Teks Sumber —
━━━
Mengatasi Kekerasan di Sekolah: Ketika Pendidikan Berubah Menjadi Ancaman

Kekerasan di sekolah dipicu oleh berbagai faktor yang saling berkaitan, baik yang berasal dari lingkungan keluarga, sosial, maupun dari karakter ...

Pendidikan merupakan dasar penting untuk perkembangan karakter anak, tetapi kenyataannya sering kali berbeda. Banyak siswa mengalami perundungan di sekolah, padahal seharusnya tempat tersebut menjadi ruang yang nyaman dan penuh dukungan untuk belajar. Lingkungan belajar sering kali berubah menjadi sumber ketakutan dan trauma akibat kekerasan.

Artikel ini mengajak kita untuk merenungkan penyebab munculnya kekerasan di sekolah dan pentingnya tindakan yang lebih baik untuk mengatasinya. Dengan kesadaran dan kerja sama dari semua pihak, kita dapat menciptakan lingkungan pendidikan yang tidak hanya fokus pada pelajaran, tetapi juga pada pengembangan karakter, sehingga setiap siswa merasa aman dan nyaman. 

Sekolah merupakan lembaga pendidikan formal yang berjalan secara sistematis melaksanakan program bimbingan, pengajaran, dan latihan dalam rangka membantu siswa agar mampu mengembangkan potensinya baik yang menyangkut aspek moral, spiritual, intelektual, emosional maupun sosial (Yusuf dalam Suriyanti, 2020). Namun sayangnya dalam sejumlah kasus, justru menunjukkan bahwa sekolah dapat menjadi tempat berlangsungnya kekerasan dan bullying yang tidak sesuai dengan nilainilai karakter dan kemanusiaan itu sendiri.

Dalam perkembangannya, bullying  (Elaine, 2024) yang melibatkan warga sekolah bahkan hadir dalam berbagai bentuk, dengan pelaku individual maupun kolektif, dan mengakibatkan dampak yang beragam bagi para korbannya.

Mengatasi Kekerasan di Sekolah

Proses perkembangan dan pertumbuhan anak akan sangat berpengaruh terhadap pembentukan karakter dan kualifikasi anak di masa depan. Jika dalam proses tumbuh kembangnya, anak sering mendapatkan perlakuan kasar atau bahkan mendapat tindakan kekerasan, maka proses pembentukan kepribadiannya akan terganggu (Rachma, 2022) yang pada akhirnya dapat berdampak negatif pada kemampuannya dalam berinteraksi sosial, mengelola emosi, dan menjalani kehidupan dengan nilai-nilai positif (Darmawan, 2019).

Mengingat dampak signifikan yang dapat ditimbulkan oleh bullying terhadap perkembangan siswa, diperlukan kajian yang mendalam untuk memahami secara menyeluruh berbagai bentuk bullying, dampaknya terhadap siswa, serta bagaimana sekolah dapat berperan dalam menciptakan lingkungan yang lebih aman dan mendukung perkembangan karakter positif siswa.
━━━
Kumpulan Entri —
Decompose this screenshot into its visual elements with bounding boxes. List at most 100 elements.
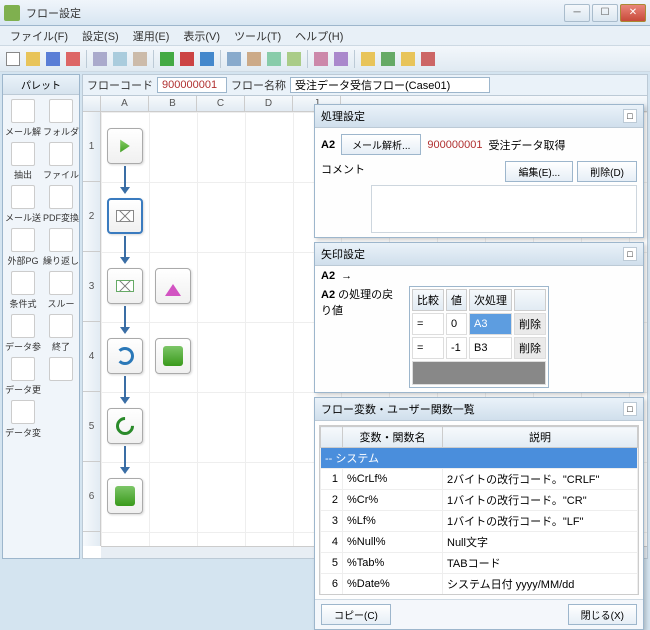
node-b3[interactable] — [155, 268, 191, 304]
palette-item[interactable]: PDF変換 — [43, 185, 79, 224]
row-head[interactable]: 5 — [83, 392, 100, 462]
cond-delete[interactable]: 削除 — [514, 313, 546, 335]
vars-table: 変数・関数名 説明 -- システム1%CrLf%2バイトの改行コード。"CRLF… — [320, 426, 638, 595]
delete-button[interactable]: 削除(D) — [577, 161, 637, 182]
node-a4[interactable] — [107, 338, 143, 374]
arrow-panel-title: 矢印設定 — [321, 246, 365, 262]
tb-misc2[interactable] — [245, 50, 263, 68]
proc-type-button[interactable]: メール解析... — [341, 134, 421, 155]
cond-row[interactable]: = 0 A3 削除 — [412, 313, 546, 335]
palette-item[interactable]: スルー — [43, 271, 79, 310]
palette-icon — [11, 228, 35, 252]
tb-step[interactable] — [198, 50, 216, 68]
palette-item[interactable]: データ参照 — [5, 314, 41, 353]
tb-copy[interactable] — [111, 50, 129, 68]
col-head[interactable]: D — [245, 96, 293, 111]
vars-panel-title: フロー変数・ユーザー関数一覧 — [321, 401, 475, 417]
var-row[interactable]: 1%CrLf%2バイトの改行コード。"CRLF" — [321, 469, 638, 490]
menu-file[interactable]: ファイル(F) — [4, 26, 74, 46]
code-input[interactable] — [157, 77, 227, 93]
tb-misc6[interactable] — [332, 50, 350, 68]
flow-header: フローコード フロー名称 — [82, 74, 648, 96]
tb-misc9[interactable] — [399, 50, 417, 68]
tb-stop[interactable] — [178, 50, 196, 68]
palette-item[interactable]: 条件式 — [5, 271, 41, 310]
tb-new[interactable] — [4, 50, 22, 68]
minimize-button[interactable]: ─ — [564, 4, 590, 22]
tb-misc5[interactable] — [312, 50, 330, 68]
palette-item[interactable]: フォルダ参照 — [43, 99, 79, 138]
processing-panel-close[interactable]: □ — [623, 109, 637, 123]
tb-misc7[interactable] — [359, 50, 377, 68]
menu-operation[interactable]: 運用(E) — [127, 26, 176, 46]
tb-delete[interactable] — [64, 50, 82, 68]
node-b4[interactable] — [155, 338, 191, 374]
row-head[interactable]: 1 — [83, 112, 100, 182]
var-row[interactable]: 3%Lf%1バイトの改行コード。"LF" — [321, 511, 638, 532]
app-icon — [4, 5, 20, 21]
var-row[interactable]: 6%Date%システム日付 yyyy/MM/dd — [321, 574, 638, 595]
menu-tools[interactable]: ツール(T) — [228, 26, 287, 46]
close-button[interactable]: ✕ — [620, 4, 646, 22]
var-row[interactable]: 5%Tab%TABコード — [321, 553, 638, 574]
tb-save[interactable] — [44, 50, 62, 68]
code-label: フローコード — [87, 77, 153, 93]
proc-name: 受注データ取得 — [488, 137, 565, 153]
palette-item[interactable]: メール送信 — [5, 185, 41, 224]
node-a3[interactable] — [107, 268, 143, 304]
palette-item[interactable]: 抽出 — [5, 142, 41, 181]
edit-button[interactable]: 編集(E)... — [505, 161, 573, 182]
row-head[interactable]: 6 — [83, 462, 100, 532]
palette-item[interactable]: 繰り返し — [43, 228, 79, 267]
palette-label: 繰り返し — [43, 254, 79, 267]
panel-close-button[interactable]: 閉じる(X) — [568, 604, 637, 625]
palette-item[interactable]: メール解析 — [5, 99, 41, 138]
palette-label: フォルダ参照 — [43, 125, 79, 138]
palette-item[interactable] — [43, 357, 79, 396]
node-a6[interactable] — [107, 478, 143, 514]
row-head[interactable]: 3 — [83, 252, 100, 322]
menu-help[interactable]: ヘルプ(H) — [289, 26, 349, 46]
row-head[interactable]: 4 — [83, 322, 100, 392]
palette-label: 外部PG — [7, 254, 38, 267]
tb-run[interactable] — [158, 50, 176, 68]
menu-view[interactable]: 表示(V) — [177, 26, 226, 46]
palette-icon — [49, 99, 73, 123]
palette: パレット メール解析フォルダ参照抽出ファイル操作メール送信PDF変換外部PG繰り… — [2, 74, 80, 559]
palette-item[interactable]: ファイル操作 — [43, 142, 79, 181]
tb-misc3[interactable] — [265, 50, 283, 68]
tb-open[interactable] — [24, 50, 42, 68]
palette-icon — [11, 142, 35, 166]
node-start[interactable] — [107, 128, 143, 164]
node-a5[interactable] — [107, 408, 143, 444]
tb-misc4[interactable] — [285, 50, 303, 68]
palette-item[interactable]: データ更新 — [5, 357, 41, 396]
var-row[interactable]: 7%DateNum%システム日付 yyyyMMdd — [321, 595, 638, 596]
menu-settings[interactable]: 設定(S) — [76, 26, 125, 46]
name-input[interactable] — [290, 77, 490, 93]
col-head[interactable]: A — [101, 96, 149, 111]
palette-label: 終了 — [52, 340, 70, 353]
tb-misc8[interactable] — [379, 50, 397, 68]
palette-item[interactable]: 外部PG — [5, 228, 41, 267]
comment-area[interactable] — [371, 185, 637, 233]
vars-panel-close[interactable]: □ — [623, 402, 637, 416]
tb-cut[interactable] — [91, 50, 109, 68]
copy-button[interactable]: コピー(C) — [321, 604, 391, 625]
var-row[interactable]: 4%Null%Null文字 — [321, 532, 638, 553]
row-head[interactable]: 2 — [83, 182, 100, 252]
maximize-button[interactable]: ☐ — [592, 4, 618, 22]
cond-row[interactable]: = -1 B3 削除 — [412, 337, 546, 359]
col-head[interactable]: C — [197, 96, 245, 111]
tb-exit[interactable] — [419, 50, 437, 68]
palette-label: メール解析 — [5, 125, 41, 138]
cond-delete[interactable]: 削除 — [514, 337, 546, 359]
tb-paste[interactable] — [131, 50, 149, 68]
tb-misc1[interactable] — [225, 50, 243, 68]
col-head[interactable]: B — [149, 96, 197, 111]
node-mail-parse[interactable] — [107, 198, 143, 234]
palette-item[interactable]: 終了 — [43, 314, 79, 353]
arrow-panel-close[interactable]: □ — [623, 247, 637, 261]
var-row[interactable]: 2%Cr%1バイトの改行コード。"CR" — [321, 490, 638, 511]
palette-item[interactable]: データ変換 — [5, 400, 41, 439]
━━━
Daftar Tugas —
a) Dalam artikel tentang kekerasan di sekolah, aspek apa saja dari potensi siswa yang disebutkan hendak dikembangkan oleh sekolah?
b) Ringkaslah paragraf yang diawali "Proses perkembangan dan pertumbuhan anak" dari artikel tentang kekerasan di sekolah menjadi dua kalimat yang memuat fakta utamanya.
c) Lanjutkan artikel tentang kekerasan di sekolah, dimulai sesudah kalimat terakhir yang ditampilkan.
Entri di atas tidak digunakan sama sekali dalam pengerjaan ini.

Jawaban Berurutan —
a) Aspek moral, spiritual, intelektual, emosional, dan sosial.

b) Tumbuh kembang anak sangat memengaruhi pembentukan karakter dan kualifikasinya di masa depan. Perlakuan kasar atau kekerasan selama proses itu mengganggu pembentukan kepribadian anak, yang akhirnya dapat berdampak buruk pada kemampuannya berinteraksi sosial, mengelola emosi, dan menjalani hidup dengan nilai-nilai positif.

c)
Metode Penelitian 

Tulisan ini bertujuan untuk menjelaskan dan menganalisis masalah sosial, khususnya kekerasan dalam dunia pendidikan berupa kenakalan pelajar, dengan menggunakan kajian sosiologi pendidikan. Metode yang digunakan adalah studi kasus, yang bertujuan mengeksplorasi masalah sosial secara mendalam meskipun dengan keterbatasan pada aspek-aspek tertentu, seperti ruang lingkup dan waktu penelitian.

Hasil dan Pembahasan

Pada tahun 2024, kasus bullying di sekolah menjadi perhatian utama dalam pengaduan yang diterima oleh Komisi Perlindungan Anak Indonesia (KPAI). Dari laporan masyarakat yang masuk, bullying menempati urutan tertinggi di sektor pendidikan. Pada tahun 2023, KPAI mencatat sekitar 3.800 kasus perundungan, dan hampir separuhnya terjadi di lingkungan sekolah.

Situasi ini menunjukkan bahwa bentuk kekerasan baik verbal, fisik, maupun psikologis masih kerap terjadi di sekolah-sekolah, dan sering kali penanganannya tidak optimal sehingga kurang memberikan efek jera.

Seorang pelajar dikatakan sebagai korban bullying ketika ia diketahui secara berulang-ulang terkena tindakan negatif oleh satu atau lebih banyak pelajar lain. Tindakan negatif tersebut termasuk melukai, atau mencoba melukai atau membuat korban merasa tidak nyaman dan dapat dilakukan secara fisik (pukulan, tendangan, mendorong, mencekik, dan lain-lain) atau secara verbal (memanggil dengan nama buruk, mengancam, mengolok-olok, jahil, menyebarkan isu buruk, dan lain-lain), serta tindakan lain seperti memasang muka dan melakukan gerakan tubuh yang melecehkan (secara seksual) atau secara terus menerus mengasingkan korban dari kelompoknya.

Kekerasan di sekolah dipicu oleh berbagai faktor yang saling berkaitan, baik yang berasal dari lingkungan keluarga, sosial, maupun dari karakter individu. Berikut adalah beberapa faktor penyebab terjadinya kekerasan di sekolah:

1. Lingkungan Keluarga

Keluarga memiliki peran penting dalam perkembangan sikap anak. Ketika seorang anak tumbuh di lingkungan keluarga yang penuh kekerasan, baik verbal maupun fisik, mereka cenderung meniru perilaku tersebut di lingkungan sekolah. Kekerasan yang terjadi di rumah dapat memicu anak untuk me lampiaskan rasa frustrasinya terhadap teman temannya di sekolah (Purnamasari, 2018).

2. Pengaruh Teman Sebaya

Salah satu faktor kuat yang mendorong terjadinya kekerasan di sekolah adalah tekanan dari kelompok sebaya. Anak-anak sering kali ingin diterima oleh teman-temannya, dan terkadang mereka terlibat dalam perilaku kekerasan sebagai cara untuk menunjukkan kekuasaan atau mencari pengakuan (Santrock, 2008).

3. Pengaruh Media

Paparan terhadap kekerasan melalui televisi, film, atau permainan video membuat anak cenderung menganggap kekerasan sebagai hal yang normal dan diterima (Sudrajat, 2013).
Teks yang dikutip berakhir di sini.